***** EXERCISE MATERIALS

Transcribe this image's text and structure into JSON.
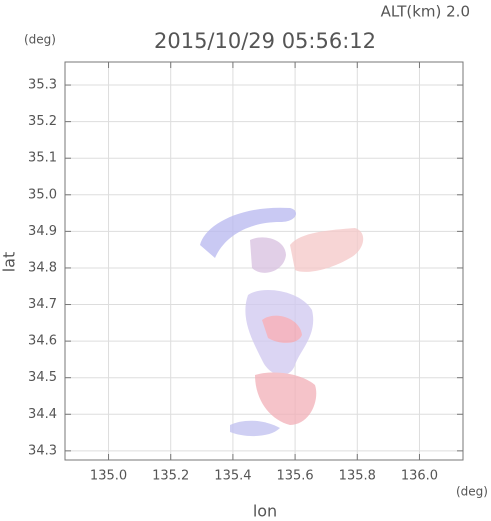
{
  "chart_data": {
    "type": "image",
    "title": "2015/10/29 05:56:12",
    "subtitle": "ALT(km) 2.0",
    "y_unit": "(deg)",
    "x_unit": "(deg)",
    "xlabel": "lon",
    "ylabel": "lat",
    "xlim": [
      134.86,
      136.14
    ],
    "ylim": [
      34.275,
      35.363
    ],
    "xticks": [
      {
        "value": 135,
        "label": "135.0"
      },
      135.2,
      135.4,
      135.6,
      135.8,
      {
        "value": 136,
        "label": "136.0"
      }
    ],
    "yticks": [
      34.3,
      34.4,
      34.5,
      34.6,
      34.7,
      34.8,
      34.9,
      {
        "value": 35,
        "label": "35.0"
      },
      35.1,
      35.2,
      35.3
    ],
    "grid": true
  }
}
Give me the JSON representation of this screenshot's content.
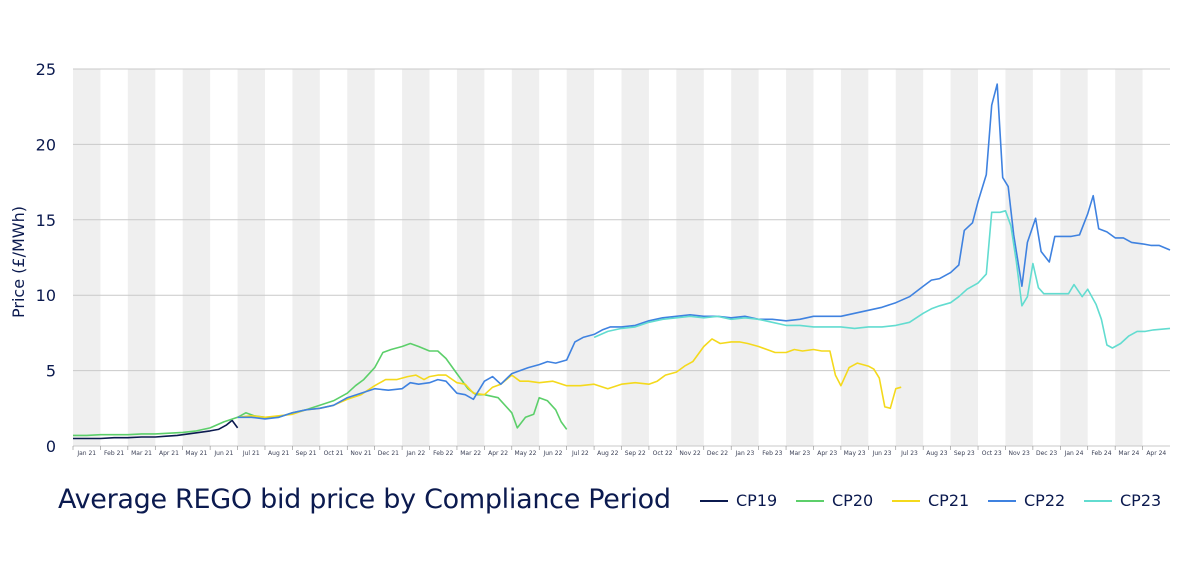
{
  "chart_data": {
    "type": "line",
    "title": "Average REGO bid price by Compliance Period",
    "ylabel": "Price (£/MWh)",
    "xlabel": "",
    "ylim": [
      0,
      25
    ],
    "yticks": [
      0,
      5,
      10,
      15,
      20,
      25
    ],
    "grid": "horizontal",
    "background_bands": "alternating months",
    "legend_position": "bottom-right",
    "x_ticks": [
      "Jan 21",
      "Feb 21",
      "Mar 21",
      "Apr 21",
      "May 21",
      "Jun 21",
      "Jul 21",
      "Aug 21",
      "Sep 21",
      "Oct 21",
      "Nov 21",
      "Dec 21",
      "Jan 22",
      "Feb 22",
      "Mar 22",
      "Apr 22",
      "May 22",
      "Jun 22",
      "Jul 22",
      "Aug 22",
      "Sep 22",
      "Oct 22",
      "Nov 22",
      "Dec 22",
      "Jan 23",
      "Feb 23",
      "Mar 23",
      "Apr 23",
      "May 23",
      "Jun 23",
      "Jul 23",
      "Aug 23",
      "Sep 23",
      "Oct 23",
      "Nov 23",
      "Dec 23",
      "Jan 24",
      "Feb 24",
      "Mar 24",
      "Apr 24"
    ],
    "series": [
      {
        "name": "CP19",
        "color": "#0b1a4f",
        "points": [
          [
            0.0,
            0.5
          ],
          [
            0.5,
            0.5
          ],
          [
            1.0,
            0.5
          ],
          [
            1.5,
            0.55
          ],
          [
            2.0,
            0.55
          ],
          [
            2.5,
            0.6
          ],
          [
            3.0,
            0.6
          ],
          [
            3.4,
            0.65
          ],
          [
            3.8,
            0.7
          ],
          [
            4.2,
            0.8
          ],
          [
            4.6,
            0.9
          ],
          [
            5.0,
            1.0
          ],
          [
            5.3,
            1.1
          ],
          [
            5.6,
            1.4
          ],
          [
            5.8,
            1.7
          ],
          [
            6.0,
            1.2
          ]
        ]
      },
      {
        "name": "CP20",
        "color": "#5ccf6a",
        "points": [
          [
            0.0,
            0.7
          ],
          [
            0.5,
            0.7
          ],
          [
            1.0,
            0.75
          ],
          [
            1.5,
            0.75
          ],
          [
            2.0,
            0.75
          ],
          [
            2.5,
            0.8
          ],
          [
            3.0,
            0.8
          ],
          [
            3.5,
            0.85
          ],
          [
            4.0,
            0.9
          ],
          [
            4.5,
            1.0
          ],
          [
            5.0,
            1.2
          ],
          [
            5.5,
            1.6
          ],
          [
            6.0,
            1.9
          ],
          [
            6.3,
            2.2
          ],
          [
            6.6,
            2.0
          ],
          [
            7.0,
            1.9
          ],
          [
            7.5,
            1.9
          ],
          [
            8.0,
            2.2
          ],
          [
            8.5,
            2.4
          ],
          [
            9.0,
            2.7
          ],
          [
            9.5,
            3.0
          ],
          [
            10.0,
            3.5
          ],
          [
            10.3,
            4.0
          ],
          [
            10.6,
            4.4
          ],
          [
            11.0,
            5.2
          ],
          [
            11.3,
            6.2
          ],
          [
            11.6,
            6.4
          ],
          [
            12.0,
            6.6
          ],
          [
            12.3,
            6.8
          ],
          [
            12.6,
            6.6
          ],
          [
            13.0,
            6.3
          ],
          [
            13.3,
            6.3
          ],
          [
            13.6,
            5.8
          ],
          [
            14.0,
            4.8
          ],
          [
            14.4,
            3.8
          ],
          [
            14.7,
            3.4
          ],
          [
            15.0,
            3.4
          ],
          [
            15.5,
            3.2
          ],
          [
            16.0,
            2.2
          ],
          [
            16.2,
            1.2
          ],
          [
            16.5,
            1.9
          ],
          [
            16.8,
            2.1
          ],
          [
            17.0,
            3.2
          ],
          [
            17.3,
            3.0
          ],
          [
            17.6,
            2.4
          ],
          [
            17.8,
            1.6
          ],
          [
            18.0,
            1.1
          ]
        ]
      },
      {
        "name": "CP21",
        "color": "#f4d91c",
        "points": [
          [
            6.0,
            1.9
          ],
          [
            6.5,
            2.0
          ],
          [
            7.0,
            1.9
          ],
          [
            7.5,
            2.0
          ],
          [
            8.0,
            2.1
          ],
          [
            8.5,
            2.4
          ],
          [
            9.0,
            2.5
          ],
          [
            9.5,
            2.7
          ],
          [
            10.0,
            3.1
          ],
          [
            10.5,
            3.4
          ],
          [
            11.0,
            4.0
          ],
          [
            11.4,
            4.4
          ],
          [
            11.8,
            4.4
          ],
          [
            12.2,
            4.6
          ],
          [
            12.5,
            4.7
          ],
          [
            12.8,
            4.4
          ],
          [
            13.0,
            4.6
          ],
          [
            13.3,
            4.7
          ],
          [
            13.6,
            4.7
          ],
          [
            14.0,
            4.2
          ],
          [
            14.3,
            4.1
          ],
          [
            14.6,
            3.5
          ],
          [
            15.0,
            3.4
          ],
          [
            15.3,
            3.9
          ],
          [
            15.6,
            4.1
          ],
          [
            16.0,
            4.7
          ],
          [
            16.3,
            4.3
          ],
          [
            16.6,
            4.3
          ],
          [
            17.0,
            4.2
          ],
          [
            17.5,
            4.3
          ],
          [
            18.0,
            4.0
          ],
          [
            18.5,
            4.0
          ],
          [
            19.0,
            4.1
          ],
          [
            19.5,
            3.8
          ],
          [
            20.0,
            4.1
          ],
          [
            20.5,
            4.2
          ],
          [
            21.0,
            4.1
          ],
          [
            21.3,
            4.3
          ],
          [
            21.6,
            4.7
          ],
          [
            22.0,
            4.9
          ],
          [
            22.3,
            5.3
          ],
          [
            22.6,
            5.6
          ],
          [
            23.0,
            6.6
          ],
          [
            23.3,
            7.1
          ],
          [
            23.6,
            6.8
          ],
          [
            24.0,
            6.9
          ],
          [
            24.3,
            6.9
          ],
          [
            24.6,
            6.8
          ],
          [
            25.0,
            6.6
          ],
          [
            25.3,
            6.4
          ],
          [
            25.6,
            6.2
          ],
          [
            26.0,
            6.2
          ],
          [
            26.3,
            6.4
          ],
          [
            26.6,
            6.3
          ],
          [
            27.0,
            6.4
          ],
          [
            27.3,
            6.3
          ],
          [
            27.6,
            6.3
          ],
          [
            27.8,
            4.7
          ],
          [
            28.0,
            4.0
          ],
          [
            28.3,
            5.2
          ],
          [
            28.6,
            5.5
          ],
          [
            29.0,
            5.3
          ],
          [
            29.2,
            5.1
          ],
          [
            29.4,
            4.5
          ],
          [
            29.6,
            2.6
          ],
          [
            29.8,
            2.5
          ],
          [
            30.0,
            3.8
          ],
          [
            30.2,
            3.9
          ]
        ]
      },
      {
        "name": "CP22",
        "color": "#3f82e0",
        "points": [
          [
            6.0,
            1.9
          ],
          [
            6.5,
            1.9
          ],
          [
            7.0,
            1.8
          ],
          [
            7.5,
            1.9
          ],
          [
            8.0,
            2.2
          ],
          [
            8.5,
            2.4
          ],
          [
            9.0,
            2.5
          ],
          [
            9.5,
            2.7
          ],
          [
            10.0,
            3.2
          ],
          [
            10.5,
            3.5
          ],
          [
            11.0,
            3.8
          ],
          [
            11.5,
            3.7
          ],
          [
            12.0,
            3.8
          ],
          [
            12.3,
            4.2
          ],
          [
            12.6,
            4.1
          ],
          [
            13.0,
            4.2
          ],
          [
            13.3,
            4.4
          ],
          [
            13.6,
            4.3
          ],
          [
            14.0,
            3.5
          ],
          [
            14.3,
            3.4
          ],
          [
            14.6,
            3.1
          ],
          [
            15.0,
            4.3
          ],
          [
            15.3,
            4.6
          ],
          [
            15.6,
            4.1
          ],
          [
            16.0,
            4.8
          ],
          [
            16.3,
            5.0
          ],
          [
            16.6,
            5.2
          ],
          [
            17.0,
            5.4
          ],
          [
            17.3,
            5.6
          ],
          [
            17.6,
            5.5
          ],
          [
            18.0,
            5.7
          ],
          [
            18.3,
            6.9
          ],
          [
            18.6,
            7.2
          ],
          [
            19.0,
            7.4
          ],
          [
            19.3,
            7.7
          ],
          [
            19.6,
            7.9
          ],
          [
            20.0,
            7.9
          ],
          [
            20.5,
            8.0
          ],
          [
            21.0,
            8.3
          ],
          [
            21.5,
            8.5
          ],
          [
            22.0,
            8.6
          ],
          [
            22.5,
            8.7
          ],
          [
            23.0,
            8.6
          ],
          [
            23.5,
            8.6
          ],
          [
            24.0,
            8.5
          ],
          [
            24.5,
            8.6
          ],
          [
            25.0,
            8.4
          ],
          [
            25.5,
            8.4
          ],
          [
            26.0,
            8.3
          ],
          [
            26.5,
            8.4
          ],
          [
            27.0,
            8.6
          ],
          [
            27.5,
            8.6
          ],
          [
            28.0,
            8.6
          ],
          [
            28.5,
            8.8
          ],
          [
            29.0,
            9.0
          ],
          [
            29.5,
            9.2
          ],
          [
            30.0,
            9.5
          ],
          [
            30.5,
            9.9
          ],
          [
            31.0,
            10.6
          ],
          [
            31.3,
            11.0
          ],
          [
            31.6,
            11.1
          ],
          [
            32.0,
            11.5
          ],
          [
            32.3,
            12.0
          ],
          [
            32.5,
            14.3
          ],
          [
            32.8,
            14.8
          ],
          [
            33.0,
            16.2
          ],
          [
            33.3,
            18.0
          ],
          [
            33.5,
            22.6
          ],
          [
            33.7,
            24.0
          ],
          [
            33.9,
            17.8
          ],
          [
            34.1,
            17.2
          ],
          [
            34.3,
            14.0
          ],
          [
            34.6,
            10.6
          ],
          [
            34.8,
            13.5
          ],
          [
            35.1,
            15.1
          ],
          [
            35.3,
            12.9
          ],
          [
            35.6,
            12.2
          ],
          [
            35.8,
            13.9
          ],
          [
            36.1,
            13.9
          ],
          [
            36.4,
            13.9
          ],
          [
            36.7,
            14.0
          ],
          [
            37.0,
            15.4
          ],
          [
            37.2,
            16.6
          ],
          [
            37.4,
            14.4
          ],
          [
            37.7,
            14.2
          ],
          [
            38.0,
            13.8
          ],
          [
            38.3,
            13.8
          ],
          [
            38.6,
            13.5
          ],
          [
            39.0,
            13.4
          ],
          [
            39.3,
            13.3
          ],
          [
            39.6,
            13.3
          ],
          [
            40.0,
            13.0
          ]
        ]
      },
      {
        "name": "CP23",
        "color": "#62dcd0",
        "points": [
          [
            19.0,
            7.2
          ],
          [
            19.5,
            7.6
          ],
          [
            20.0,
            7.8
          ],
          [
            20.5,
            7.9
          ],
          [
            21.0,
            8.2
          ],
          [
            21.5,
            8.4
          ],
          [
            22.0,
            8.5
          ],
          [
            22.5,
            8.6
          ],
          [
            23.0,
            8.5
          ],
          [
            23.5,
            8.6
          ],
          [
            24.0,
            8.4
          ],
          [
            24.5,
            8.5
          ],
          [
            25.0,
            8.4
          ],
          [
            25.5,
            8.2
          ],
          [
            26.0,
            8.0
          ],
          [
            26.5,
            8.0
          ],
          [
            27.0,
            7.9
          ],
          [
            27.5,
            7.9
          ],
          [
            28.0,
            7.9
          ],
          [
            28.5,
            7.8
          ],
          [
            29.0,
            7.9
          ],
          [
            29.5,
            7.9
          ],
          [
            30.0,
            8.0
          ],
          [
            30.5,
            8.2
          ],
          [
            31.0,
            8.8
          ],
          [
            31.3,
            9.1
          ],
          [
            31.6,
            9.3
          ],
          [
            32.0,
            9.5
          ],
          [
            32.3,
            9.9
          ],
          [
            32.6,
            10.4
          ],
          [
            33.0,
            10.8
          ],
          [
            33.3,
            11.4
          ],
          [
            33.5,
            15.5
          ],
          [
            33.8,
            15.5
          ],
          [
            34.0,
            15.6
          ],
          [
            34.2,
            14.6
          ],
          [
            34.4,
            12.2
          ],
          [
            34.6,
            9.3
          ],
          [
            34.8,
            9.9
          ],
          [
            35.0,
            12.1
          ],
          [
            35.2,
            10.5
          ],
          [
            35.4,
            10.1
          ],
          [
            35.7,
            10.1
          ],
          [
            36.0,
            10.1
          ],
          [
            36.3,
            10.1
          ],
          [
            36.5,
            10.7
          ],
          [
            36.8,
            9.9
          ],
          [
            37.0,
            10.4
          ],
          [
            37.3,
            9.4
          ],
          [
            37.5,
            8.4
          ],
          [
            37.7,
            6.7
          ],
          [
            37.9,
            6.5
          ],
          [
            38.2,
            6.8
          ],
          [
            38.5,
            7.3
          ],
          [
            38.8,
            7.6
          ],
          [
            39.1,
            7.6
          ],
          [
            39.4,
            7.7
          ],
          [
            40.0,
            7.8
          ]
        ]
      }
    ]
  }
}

**********

WORK REQUIRED.
What is the number of lines in this material that hold the string "name"? Answer with that number only.

SOLUTION TO THIS PROBLEM.
5